Given request. Look for the string "need" in every line, and copy each line that has it.

Records from a data source
○ ○ ○ ○ ○ ○ ○

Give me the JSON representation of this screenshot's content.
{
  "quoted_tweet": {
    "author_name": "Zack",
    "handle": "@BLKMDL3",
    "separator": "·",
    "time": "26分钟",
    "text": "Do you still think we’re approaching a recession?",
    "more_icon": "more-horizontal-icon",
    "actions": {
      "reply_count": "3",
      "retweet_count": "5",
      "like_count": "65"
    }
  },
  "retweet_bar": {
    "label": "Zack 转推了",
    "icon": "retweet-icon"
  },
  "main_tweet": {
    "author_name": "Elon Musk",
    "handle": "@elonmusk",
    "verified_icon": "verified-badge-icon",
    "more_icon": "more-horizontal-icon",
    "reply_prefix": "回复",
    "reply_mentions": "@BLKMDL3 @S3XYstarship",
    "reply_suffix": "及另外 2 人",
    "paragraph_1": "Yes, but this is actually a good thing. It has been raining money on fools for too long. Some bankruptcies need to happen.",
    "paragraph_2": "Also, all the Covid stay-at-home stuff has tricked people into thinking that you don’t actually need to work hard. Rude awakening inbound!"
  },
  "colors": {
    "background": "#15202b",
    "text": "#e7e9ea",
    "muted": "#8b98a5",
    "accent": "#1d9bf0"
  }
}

○ ○ ○ ○ ○ ○ ○

Written solution.
    "paragraph_1": "Yes, but this is actually a good thing. It has been raining money on fools for too long. Some bankruptcies need to happen.",
    "paragraph_2": "Also, all the Covid stay-at-home stuff has tricked people into thinking that you don’t actually need to work hard. Rude awakening inbound!"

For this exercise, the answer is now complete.